**Page excerpt:**
Chapter 7: Artificial Neural Networks Flashcards
Give the three types of neural network models
single neuron model
single layer perceptron
multilayer perceptron
how is the output of a neuron created
activation function * ( sum of (weights * input) + bias )
what does an activation function do
squishes the amplitude range of the output signal
give some activation functions
identity
threshold
sigmoid/ tanh
Relu
what is the identity function
no change φ(v) = v
what is the symbol for the activation function
phi φ
what is the threshold function
maps to {-1 , 1}
φ(v) = 1 if v >= 0
-1 if v < 0
what is the sigmoid function
maps to { 0 , 1 }
1 / 1 + exp (-v)
give the tanh sigmoid function
maps to { -1, 1}
exp( 2v ) - 1
—————-
exp( 2v ) + 1
give the rectified linear unit function
maps to ( v, 0 )

**Bounding box annotations:**
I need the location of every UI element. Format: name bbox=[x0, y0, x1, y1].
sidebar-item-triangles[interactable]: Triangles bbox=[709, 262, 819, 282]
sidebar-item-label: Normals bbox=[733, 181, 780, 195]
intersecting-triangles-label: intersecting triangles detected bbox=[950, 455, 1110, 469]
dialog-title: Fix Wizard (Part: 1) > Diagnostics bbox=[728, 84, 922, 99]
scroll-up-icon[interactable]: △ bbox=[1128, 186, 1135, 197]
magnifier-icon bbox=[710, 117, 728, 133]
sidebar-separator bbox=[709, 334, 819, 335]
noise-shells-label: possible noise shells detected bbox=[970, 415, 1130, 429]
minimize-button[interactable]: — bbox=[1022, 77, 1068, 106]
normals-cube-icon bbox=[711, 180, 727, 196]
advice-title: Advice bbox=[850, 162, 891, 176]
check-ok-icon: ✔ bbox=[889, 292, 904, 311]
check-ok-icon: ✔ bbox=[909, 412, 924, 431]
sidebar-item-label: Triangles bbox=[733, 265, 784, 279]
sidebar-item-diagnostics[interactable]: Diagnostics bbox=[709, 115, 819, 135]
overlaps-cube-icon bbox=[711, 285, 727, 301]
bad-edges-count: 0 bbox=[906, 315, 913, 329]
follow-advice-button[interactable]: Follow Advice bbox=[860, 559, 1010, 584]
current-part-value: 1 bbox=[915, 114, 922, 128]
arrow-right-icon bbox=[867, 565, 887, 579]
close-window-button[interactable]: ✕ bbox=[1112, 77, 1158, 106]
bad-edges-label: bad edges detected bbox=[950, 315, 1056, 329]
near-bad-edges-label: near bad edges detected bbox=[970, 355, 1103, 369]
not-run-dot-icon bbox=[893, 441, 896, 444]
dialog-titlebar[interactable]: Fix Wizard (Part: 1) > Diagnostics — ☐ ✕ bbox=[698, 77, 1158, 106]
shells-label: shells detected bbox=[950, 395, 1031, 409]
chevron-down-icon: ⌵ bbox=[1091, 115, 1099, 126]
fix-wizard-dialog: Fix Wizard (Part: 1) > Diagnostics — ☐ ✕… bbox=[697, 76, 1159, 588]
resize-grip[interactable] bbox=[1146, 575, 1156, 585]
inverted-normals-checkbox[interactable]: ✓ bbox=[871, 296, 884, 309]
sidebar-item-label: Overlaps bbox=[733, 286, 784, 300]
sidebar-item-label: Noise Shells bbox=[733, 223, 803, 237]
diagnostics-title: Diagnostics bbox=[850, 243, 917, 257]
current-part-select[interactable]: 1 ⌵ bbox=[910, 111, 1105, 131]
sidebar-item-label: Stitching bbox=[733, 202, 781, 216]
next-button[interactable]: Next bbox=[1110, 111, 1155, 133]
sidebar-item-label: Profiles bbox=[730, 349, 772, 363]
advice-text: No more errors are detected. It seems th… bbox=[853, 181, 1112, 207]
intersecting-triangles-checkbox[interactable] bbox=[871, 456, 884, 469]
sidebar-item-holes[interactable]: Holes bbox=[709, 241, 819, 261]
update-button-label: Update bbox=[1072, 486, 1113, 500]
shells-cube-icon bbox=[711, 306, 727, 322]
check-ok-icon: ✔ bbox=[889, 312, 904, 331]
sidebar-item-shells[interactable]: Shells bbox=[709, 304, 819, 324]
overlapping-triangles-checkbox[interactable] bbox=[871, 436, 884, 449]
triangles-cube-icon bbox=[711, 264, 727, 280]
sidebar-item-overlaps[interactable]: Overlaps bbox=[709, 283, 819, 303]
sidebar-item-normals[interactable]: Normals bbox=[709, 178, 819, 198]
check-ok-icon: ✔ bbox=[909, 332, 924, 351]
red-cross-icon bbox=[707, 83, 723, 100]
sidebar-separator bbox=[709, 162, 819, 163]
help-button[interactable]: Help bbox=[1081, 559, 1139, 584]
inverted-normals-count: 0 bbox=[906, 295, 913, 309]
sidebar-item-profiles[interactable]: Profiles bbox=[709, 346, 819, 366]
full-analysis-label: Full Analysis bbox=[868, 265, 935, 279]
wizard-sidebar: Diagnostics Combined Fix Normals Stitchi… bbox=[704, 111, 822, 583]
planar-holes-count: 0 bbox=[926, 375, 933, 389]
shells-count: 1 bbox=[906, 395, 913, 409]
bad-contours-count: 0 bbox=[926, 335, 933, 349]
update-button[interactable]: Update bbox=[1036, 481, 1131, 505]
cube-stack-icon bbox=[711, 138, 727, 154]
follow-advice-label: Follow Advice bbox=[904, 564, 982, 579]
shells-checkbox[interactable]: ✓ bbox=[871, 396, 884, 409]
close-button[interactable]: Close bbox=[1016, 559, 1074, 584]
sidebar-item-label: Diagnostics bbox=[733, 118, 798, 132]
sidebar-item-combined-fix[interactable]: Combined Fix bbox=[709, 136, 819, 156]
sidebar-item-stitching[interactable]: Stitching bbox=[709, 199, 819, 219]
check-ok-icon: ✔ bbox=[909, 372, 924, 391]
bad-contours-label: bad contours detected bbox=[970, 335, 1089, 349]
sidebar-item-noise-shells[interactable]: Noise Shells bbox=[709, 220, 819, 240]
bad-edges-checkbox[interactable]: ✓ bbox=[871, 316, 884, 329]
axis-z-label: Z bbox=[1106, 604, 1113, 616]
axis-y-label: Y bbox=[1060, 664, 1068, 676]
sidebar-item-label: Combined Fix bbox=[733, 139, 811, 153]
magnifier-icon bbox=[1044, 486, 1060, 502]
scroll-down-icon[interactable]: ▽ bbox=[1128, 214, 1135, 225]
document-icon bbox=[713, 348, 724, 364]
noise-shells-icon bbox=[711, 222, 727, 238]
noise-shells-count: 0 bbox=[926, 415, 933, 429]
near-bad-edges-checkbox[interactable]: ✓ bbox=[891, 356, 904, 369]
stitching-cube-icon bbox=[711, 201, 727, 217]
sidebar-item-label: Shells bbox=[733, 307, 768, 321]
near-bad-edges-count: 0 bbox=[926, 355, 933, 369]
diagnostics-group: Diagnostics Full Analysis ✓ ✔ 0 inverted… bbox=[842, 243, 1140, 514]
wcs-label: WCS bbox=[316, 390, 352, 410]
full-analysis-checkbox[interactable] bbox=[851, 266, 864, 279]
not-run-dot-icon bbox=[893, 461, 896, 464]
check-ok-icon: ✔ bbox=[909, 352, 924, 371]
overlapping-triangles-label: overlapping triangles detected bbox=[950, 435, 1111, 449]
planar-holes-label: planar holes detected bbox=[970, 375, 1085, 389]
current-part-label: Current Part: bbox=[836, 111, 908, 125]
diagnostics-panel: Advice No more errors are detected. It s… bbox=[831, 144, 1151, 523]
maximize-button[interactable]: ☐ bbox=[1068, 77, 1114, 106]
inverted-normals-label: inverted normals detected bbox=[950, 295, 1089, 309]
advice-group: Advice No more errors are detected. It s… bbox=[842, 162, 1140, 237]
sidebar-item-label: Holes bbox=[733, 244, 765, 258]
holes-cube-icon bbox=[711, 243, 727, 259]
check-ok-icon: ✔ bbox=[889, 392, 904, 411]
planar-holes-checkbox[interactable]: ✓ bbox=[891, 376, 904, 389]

**Short problem 1:**
Rewrite the neural network flashcards, starting with "Chapter 7: Artificial" and going on through "input) + bias )", and substitute "offset term" for "bias".
**Short problem 2:**
Summarize the neural network flashcards in two sentences.
**Short problem 3:**
Extend the neural network flashcards, picking up after the last card shown.

**Exercise result 1:**
Chapter 7: Artificial Neural Networks Flashcards
Give the three types of neural network models
single neuron model
single layer perceptron
multilayer perceptron
how is the output of a neuron created
activation function * ( sum of (weights * input) + offset term )

**Exercise result 2:**
The flashcards name three neural network models: the single neuron model, the single layer perceptron, and the multilayer perceptron. They state that a neuron's output is an activation function applied to the sum of weights times inputs plus a bias, and that this function, written φ, squishes the amplitude range of the output signal, with identity, threshold, sigmoid, tanh, and ReLU given as examples.

**Exercise result 3:**
φ(v) = v if v >= 0
0 if v < 0
what does relu stand for
rectified linear unit
describe a single layer perceptron
one input layer
one output layer
what are hidden layers
between the input and output
creates complex function
what is a multi layer perceptron
also called a feed forward neural network
consists of at least three layers
what are the hyperparameters in a neural network
the number of hidden layers
the number of neurons in each layer
the number of hidden layers
what is training in neural networks
the process of finding the optimal settings for the weights
what are the two training methods for a neural network
Hebbian learning
gradient descent
what is Hebbian learning
calculate weights based on the values of the nodes at either end
wij = learning rate * xi * xj
how is gradient descent different in a neural network
we cant set to 0 as this is an unsolvable equation
what is the perceptron algorithm
train a single neuron by minimising the perceptron criterion using SGD.
The activation function is identity and the weights and bias equivalent to coefficient vector of linear model
what is the perceptron criterion (describe)
how we minimise the error function in the perceptron algorithm
give the equation of the perceptron criterion
O(w) = - sum yi (W^T Xtilde i)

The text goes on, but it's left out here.